=== INPUT MATERIAL ===

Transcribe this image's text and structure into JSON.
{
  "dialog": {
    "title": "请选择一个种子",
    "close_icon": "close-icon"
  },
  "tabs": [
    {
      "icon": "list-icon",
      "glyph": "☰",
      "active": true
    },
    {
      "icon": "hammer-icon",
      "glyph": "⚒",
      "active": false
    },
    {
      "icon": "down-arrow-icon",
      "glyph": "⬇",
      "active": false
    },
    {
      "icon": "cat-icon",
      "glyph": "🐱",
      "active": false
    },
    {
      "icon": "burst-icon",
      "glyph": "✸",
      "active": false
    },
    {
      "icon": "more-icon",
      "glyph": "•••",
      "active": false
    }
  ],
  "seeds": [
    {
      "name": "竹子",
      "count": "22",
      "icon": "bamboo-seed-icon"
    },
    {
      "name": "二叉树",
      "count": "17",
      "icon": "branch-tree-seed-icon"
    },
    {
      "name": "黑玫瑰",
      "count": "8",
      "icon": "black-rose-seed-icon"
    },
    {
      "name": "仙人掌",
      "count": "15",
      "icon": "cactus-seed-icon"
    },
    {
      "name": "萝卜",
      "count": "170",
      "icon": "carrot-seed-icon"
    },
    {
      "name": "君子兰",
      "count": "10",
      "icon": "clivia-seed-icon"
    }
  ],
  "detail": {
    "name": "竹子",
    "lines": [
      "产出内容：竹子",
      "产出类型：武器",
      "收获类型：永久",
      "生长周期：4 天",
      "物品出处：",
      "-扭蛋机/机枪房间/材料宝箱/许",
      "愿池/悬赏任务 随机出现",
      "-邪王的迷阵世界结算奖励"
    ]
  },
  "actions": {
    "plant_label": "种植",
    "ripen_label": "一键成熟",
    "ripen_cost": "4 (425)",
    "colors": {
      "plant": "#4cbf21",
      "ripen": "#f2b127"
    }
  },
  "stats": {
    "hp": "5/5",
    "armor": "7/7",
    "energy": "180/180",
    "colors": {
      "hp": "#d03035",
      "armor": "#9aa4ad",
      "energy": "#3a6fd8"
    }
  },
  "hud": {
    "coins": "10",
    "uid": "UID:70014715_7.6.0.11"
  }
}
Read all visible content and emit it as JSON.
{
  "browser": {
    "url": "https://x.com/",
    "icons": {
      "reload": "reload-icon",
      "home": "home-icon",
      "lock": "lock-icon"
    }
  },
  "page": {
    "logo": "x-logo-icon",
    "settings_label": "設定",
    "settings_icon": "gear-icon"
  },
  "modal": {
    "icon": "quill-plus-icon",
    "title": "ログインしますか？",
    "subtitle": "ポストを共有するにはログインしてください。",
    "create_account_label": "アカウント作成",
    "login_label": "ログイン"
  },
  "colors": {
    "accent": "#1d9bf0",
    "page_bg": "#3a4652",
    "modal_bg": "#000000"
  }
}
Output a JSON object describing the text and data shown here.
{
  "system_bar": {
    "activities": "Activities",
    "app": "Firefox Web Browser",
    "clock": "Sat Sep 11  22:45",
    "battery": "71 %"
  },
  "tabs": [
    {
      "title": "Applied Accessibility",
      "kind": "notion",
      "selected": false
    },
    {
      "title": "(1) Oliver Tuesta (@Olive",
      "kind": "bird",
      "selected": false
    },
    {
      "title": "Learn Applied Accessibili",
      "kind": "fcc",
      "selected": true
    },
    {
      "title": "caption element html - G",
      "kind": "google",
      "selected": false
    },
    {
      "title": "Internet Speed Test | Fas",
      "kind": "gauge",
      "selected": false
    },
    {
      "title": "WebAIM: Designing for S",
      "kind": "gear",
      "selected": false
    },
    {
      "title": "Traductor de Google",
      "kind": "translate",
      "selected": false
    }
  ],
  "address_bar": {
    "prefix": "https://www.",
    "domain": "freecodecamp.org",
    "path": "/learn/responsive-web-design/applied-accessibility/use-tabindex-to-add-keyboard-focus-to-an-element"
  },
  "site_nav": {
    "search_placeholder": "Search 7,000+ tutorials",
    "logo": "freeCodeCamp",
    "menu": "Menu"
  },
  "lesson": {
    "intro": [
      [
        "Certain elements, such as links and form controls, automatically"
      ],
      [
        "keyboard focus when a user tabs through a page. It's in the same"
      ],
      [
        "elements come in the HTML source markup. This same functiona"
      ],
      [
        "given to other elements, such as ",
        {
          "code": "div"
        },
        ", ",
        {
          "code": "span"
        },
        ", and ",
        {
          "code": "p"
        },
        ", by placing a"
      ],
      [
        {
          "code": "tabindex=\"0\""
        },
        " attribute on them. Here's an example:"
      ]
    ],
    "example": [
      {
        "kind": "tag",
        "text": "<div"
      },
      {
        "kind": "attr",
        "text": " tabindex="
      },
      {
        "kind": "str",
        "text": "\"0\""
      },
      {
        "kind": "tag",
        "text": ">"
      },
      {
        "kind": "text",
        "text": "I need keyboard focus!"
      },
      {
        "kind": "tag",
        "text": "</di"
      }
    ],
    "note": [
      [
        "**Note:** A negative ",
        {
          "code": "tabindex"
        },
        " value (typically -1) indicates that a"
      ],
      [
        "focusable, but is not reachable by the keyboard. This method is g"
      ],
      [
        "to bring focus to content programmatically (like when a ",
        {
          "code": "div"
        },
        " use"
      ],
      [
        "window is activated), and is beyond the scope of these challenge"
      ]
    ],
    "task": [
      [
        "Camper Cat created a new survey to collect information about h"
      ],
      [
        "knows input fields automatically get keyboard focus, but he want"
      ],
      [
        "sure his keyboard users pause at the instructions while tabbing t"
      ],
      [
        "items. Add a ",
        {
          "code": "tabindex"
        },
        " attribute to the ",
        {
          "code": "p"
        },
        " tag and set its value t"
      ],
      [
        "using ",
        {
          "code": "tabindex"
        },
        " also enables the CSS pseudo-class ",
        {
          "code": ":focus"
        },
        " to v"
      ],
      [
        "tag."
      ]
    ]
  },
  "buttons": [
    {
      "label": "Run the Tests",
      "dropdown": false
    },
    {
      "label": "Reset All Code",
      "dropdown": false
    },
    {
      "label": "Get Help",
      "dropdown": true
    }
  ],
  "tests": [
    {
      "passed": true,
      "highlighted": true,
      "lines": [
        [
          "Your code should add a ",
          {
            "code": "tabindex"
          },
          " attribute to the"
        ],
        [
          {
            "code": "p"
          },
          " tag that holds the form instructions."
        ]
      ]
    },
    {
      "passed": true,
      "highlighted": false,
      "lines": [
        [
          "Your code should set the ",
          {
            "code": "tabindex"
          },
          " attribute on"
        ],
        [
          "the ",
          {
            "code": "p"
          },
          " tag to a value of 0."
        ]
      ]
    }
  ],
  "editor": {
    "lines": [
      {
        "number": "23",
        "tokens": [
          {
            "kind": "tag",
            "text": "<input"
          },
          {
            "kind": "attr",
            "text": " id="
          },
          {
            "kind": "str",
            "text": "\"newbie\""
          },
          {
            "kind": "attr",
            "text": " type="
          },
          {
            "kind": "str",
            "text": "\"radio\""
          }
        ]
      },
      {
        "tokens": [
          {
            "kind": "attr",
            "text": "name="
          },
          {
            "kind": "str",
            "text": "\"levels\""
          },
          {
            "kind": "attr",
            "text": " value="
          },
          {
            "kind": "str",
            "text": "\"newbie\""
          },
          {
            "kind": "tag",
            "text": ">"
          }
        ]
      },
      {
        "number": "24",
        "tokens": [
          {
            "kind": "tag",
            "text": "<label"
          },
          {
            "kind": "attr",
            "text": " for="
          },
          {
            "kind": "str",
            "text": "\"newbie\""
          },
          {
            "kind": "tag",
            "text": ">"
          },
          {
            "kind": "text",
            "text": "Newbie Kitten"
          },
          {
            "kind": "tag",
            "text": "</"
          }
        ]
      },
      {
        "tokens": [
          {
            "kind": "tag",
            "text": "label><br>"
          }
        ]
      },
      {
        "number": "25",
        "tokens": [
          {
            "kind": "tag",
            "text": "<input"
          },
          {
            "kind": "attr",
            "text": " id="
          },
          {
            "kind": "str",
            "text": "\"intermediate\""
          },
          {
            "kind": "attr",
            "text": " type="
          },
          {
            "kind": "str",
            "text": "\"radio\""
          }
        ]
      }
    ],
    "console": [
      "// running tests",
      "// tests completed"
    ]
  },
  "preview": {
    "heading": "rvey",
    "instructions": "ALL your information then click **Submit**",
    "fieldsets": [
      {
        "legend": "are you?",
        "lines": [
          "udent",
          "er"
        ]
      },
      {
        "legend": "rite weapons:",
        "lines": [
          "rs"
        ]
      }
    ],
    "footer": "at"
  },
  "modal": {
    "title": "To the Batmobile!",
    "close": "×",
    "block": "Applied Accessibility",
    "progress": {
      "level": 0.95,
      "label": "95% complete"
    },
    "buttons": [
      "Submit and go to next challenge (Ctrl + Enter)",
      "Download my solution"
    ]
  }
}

===

* _WORK TO BE COMPLETED_: List the lines that contain the word "instructions".

* _FULL RESPONSE_:
        "sure his keyboard users pause at the instructions while tabbing t"
          " tag that holds the form instructions."
    "instructions": "ALL your information then click **Submit**",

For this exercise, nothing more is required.